Description of the task
Work through the data below line by line and say how many lines hold "adjusted"; give only the number.
BEGIN Dataset content
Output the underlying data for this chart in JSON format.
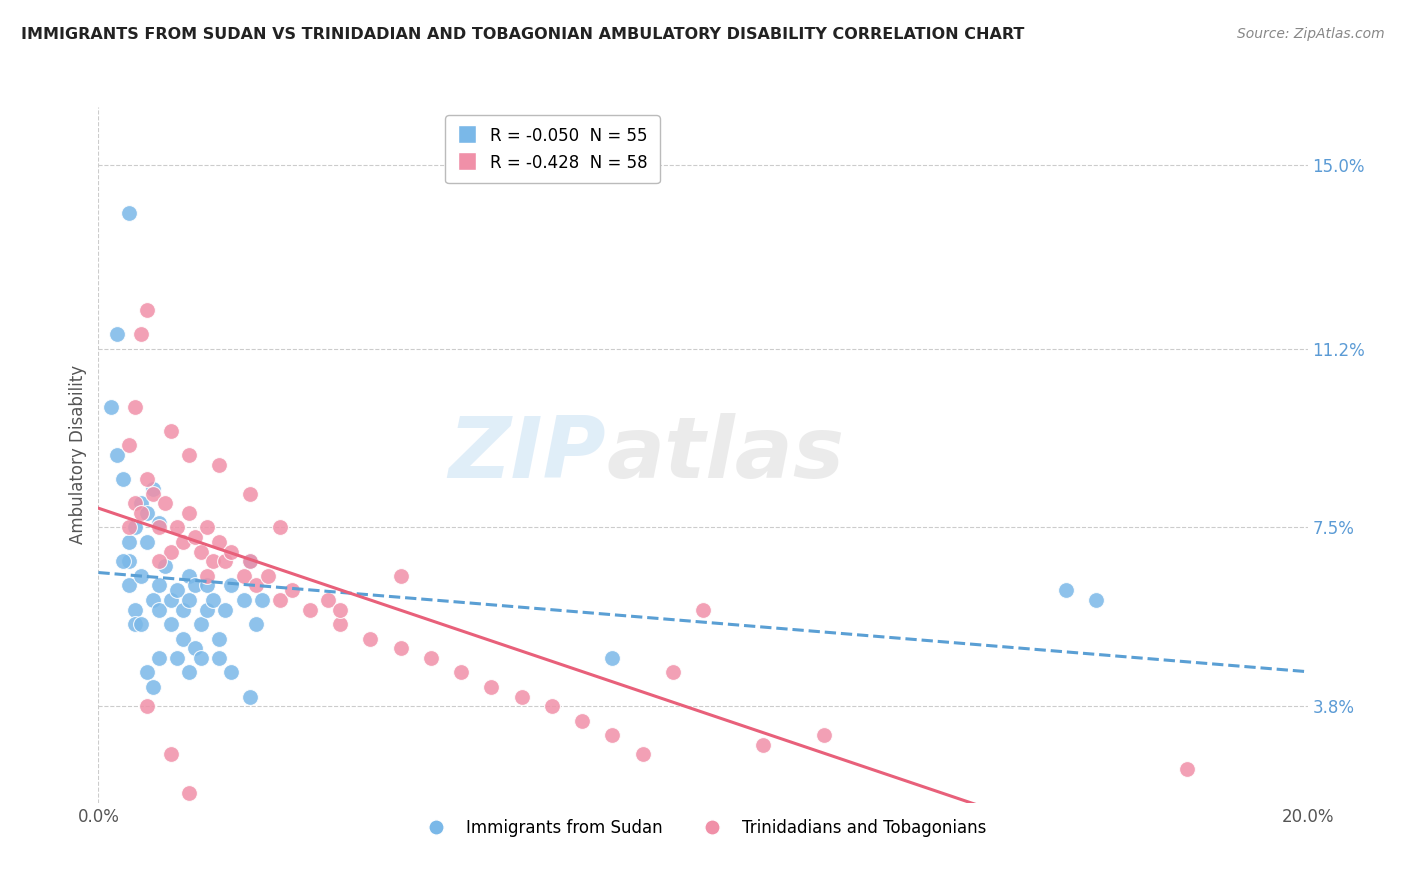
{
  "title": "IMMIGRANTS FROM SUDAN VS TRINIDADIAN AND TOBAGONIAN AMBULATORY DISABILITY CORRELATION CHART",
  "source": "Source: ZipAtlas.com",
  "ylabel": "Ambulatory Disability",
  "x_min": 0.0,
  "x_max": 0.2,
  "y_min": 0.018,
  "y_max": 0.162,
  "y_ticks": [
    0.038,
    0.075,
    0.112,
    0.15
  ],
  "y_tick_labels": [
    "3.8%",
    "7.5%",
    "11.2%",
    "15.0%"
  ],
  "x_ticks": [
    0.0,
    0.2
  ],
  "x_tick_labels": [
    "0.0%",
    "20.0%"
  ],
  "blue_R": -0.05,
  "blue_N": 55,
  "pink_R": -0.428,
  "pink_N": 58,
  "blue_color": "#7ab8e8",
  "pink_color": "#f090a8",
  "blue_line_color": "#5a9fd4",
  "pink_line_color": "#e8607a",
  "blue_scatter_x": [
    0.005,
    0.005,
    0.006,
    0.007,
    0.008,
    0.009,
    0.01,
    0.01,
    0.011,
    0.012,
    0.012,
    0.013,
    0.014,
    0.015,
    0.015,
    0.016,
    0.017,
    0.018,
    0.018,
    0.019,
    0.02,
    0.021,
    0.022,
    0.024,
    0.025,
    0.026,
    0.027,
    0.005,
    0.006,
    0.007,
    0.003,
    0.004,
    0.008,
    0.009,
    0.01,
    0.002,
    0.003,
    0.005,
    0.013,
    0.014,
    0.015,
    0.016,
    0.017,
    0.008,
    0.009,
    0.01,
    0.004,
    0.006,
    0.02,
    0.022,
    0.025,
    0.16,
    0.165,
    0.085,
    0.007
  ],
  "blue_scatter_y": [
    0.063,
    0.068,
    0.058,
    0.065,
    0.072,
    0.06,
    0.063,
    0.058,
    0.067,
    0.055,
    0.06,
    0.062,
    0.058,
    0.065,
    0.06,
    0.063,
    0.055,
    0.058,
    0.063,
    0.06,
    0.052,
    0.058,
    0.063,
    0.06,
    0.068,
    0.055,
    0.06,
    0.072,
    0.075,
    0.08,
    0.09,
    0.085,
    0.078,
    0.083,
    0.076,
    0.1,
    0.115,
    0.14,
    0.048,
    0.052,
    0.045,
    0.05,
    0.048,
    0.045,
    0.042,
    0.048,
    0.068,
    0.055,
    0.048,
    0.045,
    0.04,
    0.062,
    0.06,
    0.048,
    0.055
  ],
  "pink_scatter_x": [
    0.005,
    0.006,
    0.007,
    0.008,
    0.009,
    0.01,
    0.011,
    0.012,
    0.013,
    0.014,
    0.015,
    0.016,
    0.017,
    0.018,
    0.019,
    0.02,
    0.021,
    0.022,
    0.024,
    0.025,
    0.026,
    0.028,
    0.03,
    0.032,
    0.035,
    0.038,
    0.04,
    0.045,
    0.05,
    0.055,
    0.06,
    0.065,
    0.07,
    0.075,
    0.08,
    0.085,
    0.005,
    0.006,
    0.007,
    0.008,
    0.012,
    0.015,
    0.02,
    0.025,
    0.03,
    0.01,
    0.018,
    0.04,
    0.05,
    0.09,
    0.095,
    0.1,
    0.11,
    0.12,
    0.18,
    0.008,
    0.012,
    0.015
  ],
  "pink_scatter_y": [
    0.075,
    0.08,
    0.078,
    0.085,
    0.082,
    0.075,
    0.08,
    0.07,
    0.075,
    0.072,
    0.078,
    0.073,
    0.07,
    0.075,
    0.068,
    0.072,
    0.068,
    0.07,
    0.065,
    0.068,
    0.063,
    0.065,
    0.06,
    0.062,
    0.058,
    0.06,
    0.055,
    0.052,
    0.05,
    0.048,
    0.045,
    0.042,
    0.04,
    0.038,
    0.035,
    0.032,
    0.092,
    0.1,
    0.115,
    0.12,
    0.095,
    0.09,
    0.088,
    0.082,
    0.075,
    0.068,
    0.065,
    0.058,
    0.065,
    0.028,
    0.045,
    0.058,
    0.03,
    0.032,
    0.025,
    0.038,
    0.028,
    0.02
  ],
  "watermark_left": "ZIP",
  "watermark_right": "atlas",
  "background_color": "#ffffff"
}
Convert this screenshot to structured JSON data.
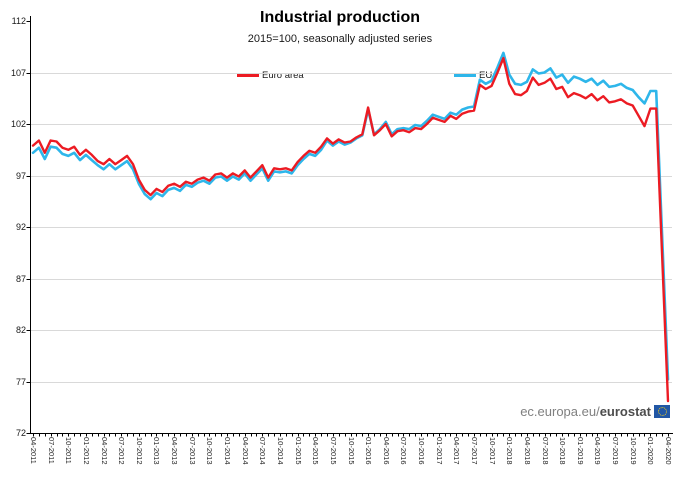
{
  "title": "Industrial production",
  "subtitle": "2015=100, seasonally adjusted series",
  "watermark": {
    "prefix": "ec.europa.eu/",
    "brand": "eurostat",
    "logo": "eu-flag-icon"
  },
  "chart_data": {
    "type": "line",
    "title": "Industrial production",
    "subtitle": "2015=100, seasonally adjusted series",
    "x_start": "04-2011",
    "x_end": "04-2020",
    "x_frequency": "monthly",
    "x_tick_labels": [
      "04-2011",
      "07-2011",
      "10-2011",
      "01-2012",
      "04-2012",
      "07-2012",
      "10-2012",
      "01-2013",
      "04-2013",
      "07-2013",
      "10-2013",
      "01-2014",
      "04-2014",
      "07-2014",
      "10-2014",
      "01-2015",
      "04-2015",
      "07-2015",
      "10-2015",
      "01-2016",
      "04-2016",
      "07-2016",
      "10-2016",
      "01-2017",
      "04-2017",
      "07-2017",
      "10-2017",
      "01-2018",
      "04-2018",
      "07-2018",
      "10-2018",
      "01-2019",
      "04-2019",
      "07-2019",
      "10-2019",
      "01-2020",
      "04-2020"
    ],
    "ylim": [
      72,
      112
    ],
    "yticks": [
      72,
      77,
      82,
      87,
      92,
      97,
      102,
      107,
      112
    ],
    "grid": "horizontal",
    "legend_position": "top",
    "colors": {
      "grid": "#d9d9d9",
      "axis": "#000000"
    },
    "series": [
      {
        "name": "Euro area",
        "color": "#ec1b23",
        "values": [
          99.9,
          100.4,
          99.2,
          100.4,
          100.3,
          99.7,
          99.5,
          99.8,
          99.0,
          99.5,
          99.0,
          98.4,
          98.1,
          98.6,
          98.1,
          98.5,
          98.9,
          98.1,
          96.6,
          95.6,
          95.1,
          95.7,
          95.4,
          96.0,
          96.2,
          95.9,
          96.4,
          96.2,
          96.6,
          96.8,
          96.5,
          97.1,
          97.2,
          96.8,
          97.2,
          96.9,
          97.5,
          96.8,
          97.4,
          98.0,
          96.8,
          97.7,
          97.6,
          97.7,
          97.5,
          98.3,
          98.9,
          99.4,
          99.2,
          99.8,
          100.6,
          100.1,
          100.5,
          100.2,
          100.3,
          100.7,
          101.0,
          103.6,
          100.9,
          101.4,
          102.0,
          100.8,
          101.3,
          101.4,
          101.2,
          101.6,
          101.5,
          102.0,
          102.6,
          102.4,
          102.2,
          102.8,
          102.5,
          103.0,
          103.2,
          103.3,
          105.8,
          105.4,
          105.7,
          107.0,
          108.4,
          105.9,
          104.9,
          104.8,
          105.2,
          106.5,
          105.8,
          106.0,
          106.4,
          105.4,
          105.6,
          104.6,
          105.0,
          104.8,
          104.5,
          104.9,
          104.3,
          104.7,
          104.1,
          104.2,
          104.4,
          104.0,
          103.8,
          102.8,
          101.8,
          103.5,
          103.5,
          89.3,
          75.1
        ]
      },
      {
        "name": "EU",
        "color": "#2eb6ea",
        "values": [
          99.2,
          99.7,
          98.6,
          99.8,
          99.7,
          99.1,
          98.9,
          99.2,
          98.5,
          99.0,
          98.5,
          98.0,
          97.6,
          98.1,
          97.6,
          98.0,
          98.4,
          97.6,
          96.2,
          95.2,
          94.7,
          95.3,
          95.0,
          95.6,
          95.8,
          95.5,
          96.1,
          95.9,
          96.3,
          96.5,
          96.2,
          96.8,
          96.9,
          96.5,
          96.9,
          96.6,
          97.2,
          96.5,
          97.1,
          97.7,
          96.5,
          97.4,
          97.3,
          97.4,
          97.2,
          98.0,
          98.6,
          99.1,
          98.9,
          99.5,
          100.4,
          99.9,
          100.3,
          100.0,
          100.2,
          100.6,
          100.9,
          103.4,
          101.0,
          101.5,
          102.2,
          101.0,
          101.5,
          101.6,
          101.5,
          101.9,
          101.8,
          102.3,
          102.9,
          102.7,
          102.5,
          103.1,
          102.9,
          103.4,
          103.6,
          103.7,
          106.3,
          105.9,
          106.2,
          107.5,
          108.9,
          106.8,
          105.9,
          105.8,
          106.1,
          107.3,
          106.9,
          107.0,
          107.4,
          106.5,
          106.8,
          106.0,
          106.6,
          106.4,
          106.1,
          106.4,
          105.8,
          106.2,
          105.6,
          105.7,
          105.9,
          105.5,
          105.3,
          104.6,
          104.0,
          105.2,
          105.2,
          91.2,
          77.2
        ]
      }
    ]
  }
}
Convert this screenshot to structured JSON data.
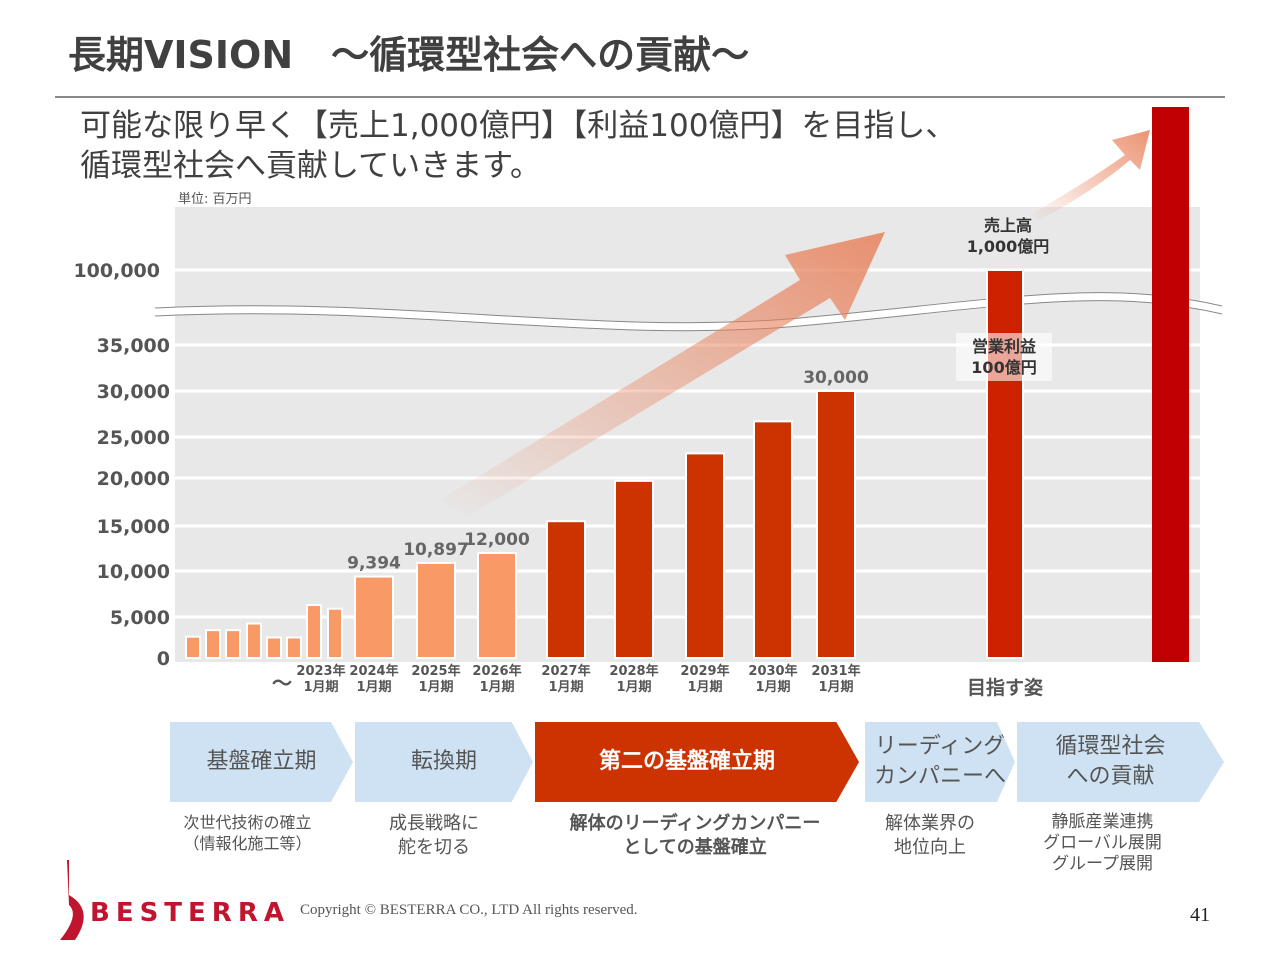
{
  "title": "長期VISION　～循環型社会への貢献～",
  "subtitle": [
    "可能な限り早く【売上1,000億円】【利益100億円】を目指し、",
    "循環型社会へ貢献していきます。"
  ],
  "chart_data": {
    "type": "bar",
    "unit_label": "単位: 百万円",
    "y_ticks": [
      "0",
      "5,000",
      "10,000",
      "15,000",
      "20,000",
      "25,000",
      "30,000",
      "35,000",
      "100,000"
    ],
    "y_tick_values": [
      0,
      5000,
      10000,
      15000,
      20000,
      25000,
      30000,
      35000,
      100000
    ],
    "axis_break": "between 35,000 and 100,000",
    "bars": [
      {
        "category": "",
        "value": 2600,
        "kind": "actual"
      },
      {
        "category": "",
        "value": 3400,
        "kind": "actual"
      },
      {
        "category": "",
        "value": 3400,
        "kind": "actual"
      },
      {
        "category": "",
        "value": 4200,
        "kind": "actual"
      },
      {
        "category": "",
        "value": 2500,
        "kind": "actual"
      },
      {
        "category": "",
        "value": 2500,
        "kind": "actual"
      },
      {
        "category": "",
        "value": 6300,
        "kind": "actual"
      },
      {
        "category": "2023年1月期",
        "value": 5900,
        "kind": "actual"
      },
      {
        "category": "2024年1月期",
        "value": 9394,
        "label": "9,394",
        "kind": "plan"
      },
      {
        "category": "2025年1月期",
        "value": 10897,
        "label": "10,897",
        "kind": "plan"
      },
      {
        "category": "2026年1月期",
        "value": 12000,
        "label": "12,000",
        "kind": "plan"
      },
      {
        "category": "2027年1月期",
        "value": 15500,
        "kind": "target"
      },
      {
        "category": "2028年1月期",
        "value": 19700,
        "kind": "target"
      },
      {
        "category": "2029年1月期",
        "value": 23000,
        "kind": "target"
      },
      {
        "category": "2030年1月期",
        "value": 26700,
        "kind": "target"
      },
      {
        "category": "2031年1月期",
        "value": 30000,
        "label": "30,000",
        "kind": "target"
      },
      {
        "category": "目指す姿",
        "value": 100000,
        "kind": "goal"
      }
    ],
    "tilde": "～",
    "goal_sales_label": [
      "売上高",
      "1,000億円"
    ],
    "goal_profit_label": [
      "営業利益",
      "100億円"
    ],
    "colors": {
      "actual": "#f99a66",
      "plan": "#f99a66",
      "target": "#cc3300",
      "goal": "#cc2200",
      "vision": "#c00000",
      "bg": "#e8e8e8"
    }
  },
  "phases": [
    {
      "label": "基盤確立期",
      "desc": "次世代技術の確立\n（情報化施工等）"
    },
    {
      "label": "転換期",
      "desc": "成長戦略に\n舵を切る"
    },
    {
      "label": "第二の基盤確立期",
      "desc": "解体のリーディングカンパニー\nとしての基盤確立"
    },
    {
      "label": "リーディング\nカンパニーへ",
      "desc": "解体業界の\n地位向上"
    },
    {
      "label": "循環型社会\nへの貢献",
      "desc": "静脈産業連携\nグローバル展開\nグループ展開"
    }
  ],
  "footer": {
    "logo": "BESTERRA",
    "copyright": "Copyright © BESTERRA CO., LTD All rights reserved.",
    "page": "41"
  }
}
END Dataset content
Answer to this exercise
2